* **Dataset**

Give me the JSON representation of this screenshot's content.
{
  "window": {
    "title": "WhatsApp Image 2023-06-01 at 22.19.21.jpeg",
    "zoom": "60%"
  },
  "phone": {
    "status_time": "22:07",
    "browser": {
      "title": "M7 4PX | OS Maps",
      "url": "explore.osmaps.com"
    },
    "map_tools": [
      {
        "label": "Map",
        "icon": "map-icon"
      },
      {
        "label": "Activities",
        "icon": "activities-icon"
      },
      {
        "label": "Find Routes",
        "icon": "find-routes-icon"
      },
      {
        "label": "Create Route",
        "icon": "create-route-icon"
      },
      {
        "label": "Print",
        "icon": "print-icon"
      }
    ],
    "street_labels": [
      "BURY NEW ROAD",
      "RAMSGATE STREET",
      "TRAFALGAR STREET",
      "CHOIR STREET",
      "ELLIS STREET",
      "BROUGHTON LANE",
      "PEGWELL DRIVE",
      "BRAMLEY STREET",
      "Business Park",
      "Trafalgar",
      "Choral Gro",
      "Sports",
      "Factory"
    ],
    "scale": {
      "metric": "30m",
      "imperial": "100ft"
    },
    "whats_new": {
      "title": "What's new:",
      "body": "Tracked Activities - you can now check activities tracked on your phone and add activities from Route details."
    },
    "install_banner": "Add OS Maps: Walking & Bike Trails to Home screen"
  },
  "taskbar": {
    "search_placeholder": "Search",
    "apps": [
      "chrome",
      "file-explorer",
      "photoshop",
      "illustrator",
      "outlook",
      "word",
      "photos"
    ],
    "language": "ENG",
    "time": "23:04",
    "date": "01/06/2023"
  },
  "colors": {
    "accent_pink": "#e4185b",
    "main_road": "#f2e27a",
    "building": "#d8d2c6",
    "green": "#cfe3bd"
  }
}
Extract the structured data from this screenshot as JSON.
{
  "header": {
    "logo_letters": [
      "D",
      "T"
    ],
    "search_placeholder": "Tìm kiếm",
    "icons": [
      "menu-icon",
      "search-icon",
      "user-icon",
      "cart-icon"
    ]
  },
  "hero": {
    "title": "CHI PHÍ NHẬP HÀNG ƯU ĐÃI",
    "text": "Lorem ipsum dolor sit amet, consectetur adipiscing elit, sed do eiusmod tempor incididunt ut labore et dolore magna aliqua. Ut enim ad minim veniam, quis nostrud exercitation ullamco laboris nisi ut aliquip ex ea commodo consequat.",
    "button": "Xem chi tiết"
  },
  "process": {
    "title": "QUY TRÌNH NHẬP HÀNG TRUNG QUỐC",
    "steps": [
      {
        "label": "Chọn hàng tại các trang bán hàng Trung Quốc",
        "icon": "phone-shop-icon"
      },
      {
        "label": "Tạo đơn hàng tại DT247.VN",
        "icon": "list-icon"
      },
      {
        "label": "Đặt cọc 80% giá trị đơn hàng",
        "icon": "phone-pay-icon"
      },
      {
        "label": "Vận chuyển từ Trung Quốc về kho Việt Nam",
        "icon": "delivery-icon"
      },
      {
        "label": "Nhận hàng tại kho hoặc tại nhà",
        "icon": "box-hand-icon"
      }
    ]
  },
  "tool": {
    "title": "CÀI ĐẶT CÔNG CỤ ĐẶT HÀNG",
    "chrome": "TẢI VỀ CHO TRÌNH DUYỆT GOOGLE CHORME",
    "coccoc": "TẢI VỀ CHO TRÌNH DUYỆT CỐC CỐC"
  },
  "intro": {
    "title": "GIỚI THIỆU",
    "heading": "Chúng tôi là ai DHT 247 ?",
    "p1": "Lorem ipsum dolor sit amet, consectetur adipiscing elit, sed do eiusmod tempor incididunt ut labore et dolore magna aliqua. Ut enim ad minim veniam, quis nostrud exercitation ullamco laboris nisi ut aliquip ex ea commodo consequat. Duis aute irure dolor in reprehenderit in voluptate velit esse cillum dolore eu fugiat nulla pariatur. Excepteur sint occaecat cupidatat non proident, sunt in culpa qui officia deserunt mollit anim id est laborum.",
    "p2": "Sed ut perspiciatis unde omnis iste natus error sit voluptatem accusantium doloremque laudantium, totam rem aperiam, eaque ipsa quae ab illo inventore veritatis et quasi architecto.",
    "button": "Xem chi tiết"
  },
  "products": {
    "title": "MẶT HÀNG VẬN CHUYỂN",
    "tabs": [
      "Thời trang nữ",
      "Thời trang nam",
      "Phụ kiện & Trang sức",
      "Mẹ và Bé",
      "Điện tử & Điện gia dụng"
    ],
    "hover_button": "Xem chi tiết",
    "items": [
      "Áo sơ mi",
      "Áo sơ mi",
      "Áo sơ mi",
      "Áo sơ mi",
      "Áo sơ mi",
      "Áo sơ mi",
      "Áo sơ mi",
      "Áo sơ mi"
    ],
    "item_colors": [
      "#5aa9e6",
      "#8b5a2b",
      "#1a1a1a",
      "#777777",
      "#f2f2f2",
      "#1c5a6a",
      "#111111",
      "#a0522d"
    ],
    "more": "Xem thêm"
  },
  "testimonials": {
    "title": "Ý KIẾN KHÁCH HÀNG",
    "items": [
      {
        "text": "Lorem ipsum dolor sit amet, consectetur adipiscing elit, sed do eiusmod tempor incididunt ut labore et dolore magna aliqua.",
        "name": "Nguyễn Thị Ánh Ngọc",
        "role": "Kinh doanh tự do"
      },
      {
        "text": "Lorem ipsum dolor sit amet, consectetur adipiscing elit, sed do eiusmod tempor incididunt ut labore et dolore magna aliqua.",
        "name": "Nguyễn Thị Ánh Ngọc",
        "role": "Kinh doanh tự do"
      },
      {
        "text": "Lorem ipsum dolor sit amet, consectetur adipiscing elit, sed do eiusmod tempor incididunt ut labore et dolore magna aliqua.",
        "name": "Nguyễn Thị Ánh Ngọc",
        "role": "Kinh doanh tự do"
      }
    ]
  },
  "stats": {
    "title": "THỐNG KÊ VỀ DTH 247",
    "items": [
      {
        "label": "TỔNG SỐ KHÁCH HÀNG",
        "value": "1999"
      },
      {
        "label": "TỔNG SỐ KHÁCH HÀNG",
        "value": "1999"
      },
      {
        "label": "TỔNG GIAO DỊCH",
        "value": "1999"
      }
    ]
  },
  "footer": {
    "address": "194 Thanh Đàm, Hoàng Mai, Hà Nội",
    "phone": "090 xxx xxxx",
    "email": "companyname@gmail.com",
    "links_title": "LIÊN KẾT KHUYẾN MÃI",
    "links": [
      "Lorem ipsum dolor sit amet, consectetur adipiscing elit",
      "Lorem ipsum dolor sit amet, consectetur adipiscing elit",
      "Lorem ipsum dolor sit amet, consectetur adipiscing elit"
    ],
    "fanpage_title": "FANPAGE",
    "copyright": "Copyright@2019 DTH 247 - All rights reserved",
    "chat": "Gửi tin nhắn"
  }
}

* **What is required**
Extract every entry in the listing word for word.

* **Answer**
Give me the JSON representation of this screenshot's content.
{
  "window": {
    "title": "WhatsApp Image 2023-06-01 at 22.19.21.jpeg",
    "zoom": "60%"
  },
  "phone": {
    "status_time": "22:07",
    "browser": {
      "title": "M7 4PX | OS Maps",
      "url": "explore.osmaps.com"
    },
    "map_tools": [
      {
        "label": "Map",
        "icon": "map-icon"
      },
      {
        "label": "Activities",
        "icon": "activities-icon"
      },
      {
        "label": "Find Routes",
        "icon": "find-routes-icon"
      },
      {
        "label": "Create Route",
        "icon": "create-route-icon"
      },
      {
        "label": "Print",
        "icon": "print-icon"
      }
    ],
    "street_labels": [
      "BURY NEW ROAD",
      "RAMSGATE STREET",
      "TRAFALGAR STREET",
      "CHOIR STREET",
      "ELLIS STREET",
      "BROUGHTON LANE",
      "PEGWELL DRIVE",
      "BRAMLEY STREET",
      "Business Park",
      "Trafalgar",
      "Choral Gro",
      "Sports",
      "Factory"
    ],
    "scale": {
      "metric": "30m",
      "imperial": "100ft"
    },
    "whats_new": {
      "title": "What's new:",
      "body": "Tracked Activities - you can now check activities tracked on your phone and add activities from Route details."
    },
    "install_banner": "Add OS Maps: Walking & Bike Trails to Home screen"
  },
  "taskbar": {
    "search_placeholder": "Search",
    "apps": [
      "chrome",
      "file-explorer",
      "photoshop",
      "illustrator",
      "outlook",
      "word",
      "photos"
    ],
    "language": "ENG",
    "time": "23:04",
    "date": "01/06/2023"
  },
  "colors": {
    "accent_pink": "#e4185b",
    "main_road": "#f2e27a",
    "building": "#d8d2c6",
    "green": "#cfe3bd"
  }
}
Extract the structured data from this screenshot as JSON.
{
  "header": {
    "logo_letters": [
      "D",
      "T"
    ],
    "search_placeholder": "Tìm kiếm",
    "icons": [
      "menu-icon",
      "search-icon",
      "user-icon",
      "cart-icon"
    ]
  },
  "hero": {
    "title": "CHI PHÍ NHẬP HÀNG ƯU ĐÃI",
    "text": "Lorem ipsum dolor sit amet, consectetur adipiscing elit, sed do eiusmod tempor incididunt ut labore et dolore magna aliqua. Ut enim ad minim veniam, quis nostrud exercitation ullamco laboris nisi ut aliquip ex ea commodo consequat.",
    "button": "Xem chi tiết"
  },
  "process": {
    "title": "QUY TRÌNH NHẬP HÀNG TRUNG QUỐC",
    "steps": [
      {
        "label": "Chọn hàng tại các trang bán hàng Trung Quốc",
        "icon": "phone-shop-icon"
      },
      {
        "label": "Tạo đơn hàng tại DT247.VN",
        "icon": "list-icon"
      },
      {
        "label": "Đặt cọc 80% giá trị đơn hàng",
        "icon": "phone-pay-icon"
      },
      {
        "label": "Vận chuyển từ Trung Quốc về kho Việt Nam",
        "icon": "delivery-icon"
      },
      {
        "label": "Nhận hàng tại kho hoặc tại nhà",
        "icon": "box-hand-icon"
      }
    ]
  },
  "tool": {
    "title": "CÀI ĐẶT CÔNG CỤ ĐẶT HÀNG",
    "chrome": "TẢI VỀ CHO TRÌNH DUYỆT GOOGLE CHORME",
    "coccoc": "TẢI VỀ CHO TRÌNH DUYỆT CỐC CỐC"
  },
  "intro": {
    "title": "GIỚI THIỆU",
    "heading": "Chúng tôi là ai DHT 247 ?",
    "p1": "Lorem ipsum dolor sit amet, consectetur adipiscing elit, sed do eiusmod tempor incididunt ut labore et dolore magna aliqua. Ut enim ad minim veniam, quis nostrud exercitation ullamco laboris nisi ut aliquip ex ea commodo consequat. Duis aute irure dolor in reprehenderit in voluptate velit esse cillum dolore eu fugiat nulla pariatur. Excepteur sint occaecat cupidatat non proident, sunt in culpa qui officia deserunt mollit anim id est laborum.",
    "p2": "Sed ut perspiciatis unde omnis iste natus error sit voluptatem accusantium doloremque laudantium, totam rem aperiam, eaque ipsa quae ab illo inventore veritatis et quasi architecto.",
    "button": "Xem chi tiết"
  },
  "products": {
    "title": "MẶT HÀNG VẬN CHUYỂN",
    "tabs": [
      "Thời trang nữ",
      "Thời trang nam",
      "Phụ kiện & Trang sức",
      "Mẹ và Bé",
      "Điện tử & Điện gia dụng"
    ],
    "hover_button": "Xem chi tiết",
    "items": [
      "Áo sơ mi",
      "Áo sơ mi",
      "Áo sơ mi",
      "Áo sơ mi",
      "Áo sơ mi",
      "Áo sơ mi",
      "Áo sơ mi",
      "Áo sơ mi"
    ],
    "item_colors": [
      "#5aa9e6",
      "#8b5a2b",
      "#1a1a1a",
      "#777777",
      "#f2f2f2",
      "#1c5a6a",
      "#111111",
      "#a0522d"
    ],
    "more": "Xem thêm"
  },
  "testimonials": {
    "title": "Ý KIẾN KHÁCH HÀNG",
    "items": [
      {
        "text": "Lorem ipsum dolor sit amet, consectetur adipiscing elit, sed do eiusmod tempor incididunt ut labore et dolore magna aliqua.",
        "name": "Nguyễn Thị Ánh Ngọc",
        "role": "Kinh doanh tự do"
      },
      {
        "text": "Lorem ipsum dolor sit amet, consectetur adipiscing elit, sed do eiusmod tempor incididunt ut labore et dolore magna aliqua.",
        "name": "Nguyễn Thị Ánh Ngọc",
        "role": "Kinh doanh tự do"
      },
      {
        "text": "Lorem ipsum dolor sit amet, consectetur adipiscing elit, sed do eiusmod tempor incididunt ut labore et dolore magna aliqua.",
        "name": "Nguyễn Thị Ánh Ngọc",
        "role": "Kinh doanh tự do"
      }
    ]
  },
  "stats": {
    "title": "THỐNG KÊ VỀ DTH 247",
    "items": [
      {
        "label": "TỔNG SỐ KHÁCH HÀNG",
        "value": "1999"
      },
      {
        "label": "TỔNG SỐ KHÁCH HÀNG",
        "value": "1999"
      },
      {
        "label": "TỔNG GIAO DỊCH",
        "value": "1999"
      }
    ]
  },
  "footer": {
    "address": "194 Thanh Đàm, Hoàng Mai, Hà Nội",
    "phone": "090 xxx xxxx",
    "email": "companyname@gmail.com",
    "links_title": "LIÊN KẾT KHUYẾN MÃI",
    "links": [
      "Lorem ipsum dolor sit amet, consectetur adipiscing elit",
      "Lorem ipsum dolor sit amet, consectetur adipiscing elit",
      "Lorem ipsum dolor sit amet, consectetur adipiscing elit"
    ],
    "fanpage_title": "FANPAGE",
    "copyright": "Copyright@2019 DTH 247 - All rights reserved",
    "chat": "Gửi tin nhắn"
  }
}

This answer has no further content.